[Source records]
start

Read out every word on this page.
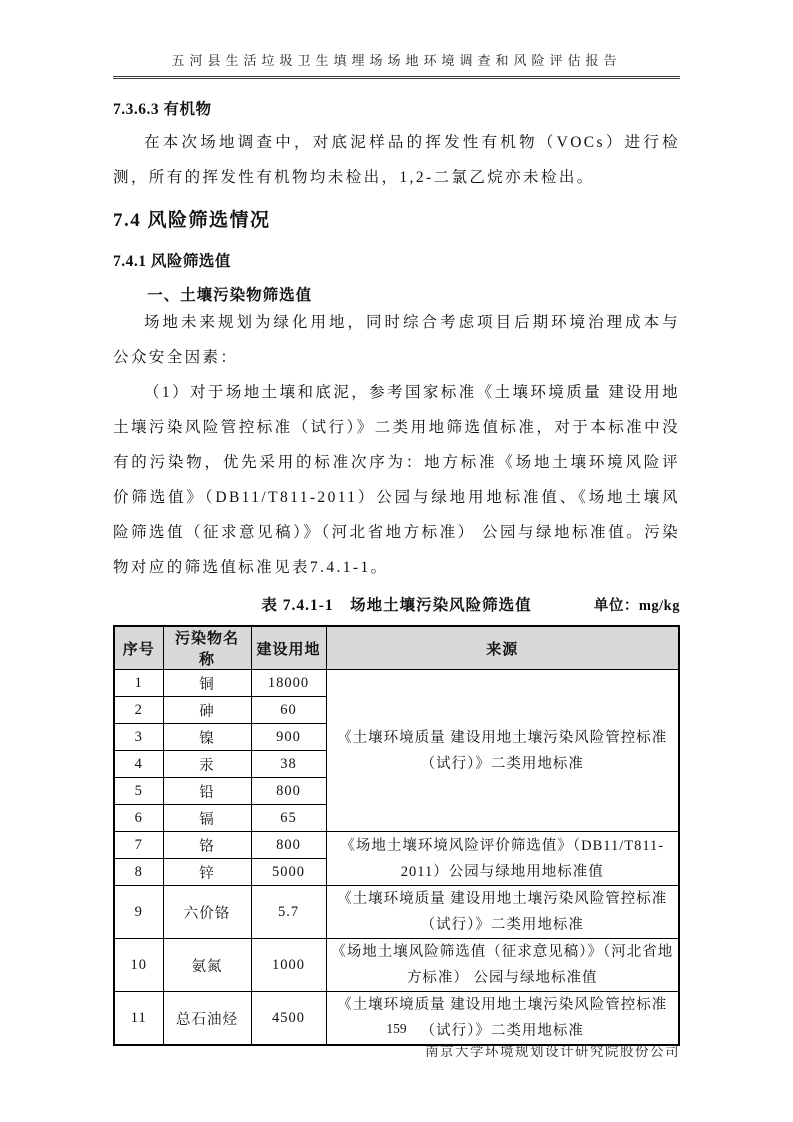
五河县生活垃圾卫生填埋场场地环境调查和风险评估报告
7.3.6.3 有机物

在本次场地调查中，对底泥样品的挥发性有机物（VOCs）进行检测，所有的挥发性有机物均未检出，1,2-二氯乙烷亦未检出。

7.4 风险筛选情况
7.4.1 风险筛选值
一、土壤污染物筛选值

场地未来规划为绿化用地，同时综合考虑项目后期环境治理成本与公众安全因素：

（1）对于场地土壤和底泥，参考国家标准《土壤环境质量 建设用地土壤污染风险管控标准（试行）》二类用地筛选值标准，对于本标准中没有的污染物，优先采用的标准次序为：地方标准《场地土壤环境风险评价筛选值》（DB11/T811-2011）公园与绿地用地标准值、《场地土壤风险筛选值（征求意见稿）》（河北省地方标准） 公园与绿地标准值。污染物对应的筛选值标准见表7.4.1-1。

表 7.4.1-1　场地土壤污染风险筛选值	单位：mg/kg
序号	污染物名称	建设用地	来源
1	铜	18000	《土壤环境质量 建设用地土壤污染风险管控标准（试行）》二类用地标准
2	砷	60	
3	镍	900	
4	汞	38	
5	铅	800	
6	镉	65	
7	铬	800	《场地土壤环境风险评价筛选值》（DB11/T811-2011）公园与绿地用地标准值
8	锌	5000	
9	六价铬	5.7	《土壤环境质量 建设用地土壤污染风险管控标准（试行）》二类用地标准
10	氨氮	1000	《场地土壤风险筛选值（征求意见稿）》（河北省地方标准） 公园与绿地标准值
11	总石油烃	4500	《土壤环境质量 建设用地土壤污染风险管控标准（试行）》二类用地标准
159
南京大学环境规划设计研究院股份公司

end

▶ EXERCISE DETAILS:
From the entries above, copy out every line where the string "建设用地土壤污染风险管控标准" appears.

▶ SOLUTION BELOW:
（1）对于场地土壤和底泥，参考国家标准《土壤环境质量 建设用地土壤污染风险管控标准（试行）》二类用地筛选值标准，对于本标准中没有的污染物，优先采用的标准次序为：地方标准《场地土壤环境风险评价筛选值》（DB11/T811-2011）公园与绿地用地标准值、《场地土壤风险筛选值（征求意见稿）》（河北省地方标准） 公园与绿地标准值。污染物对应的筛选值标准见表7.4.1-1。
1	铜	18000	《土壤环境质量 建设用地土壤污染风险管控标准（试行）》二类用地标准
9	六价铬	5.7	《土壤环境质量 建设用地土壤污染风险管控标准（试行）》二类用地标准
11	总石油烃	4500	《土壤环境质量 建设用地土壤污染风险管控标准（试行）》二类用地标准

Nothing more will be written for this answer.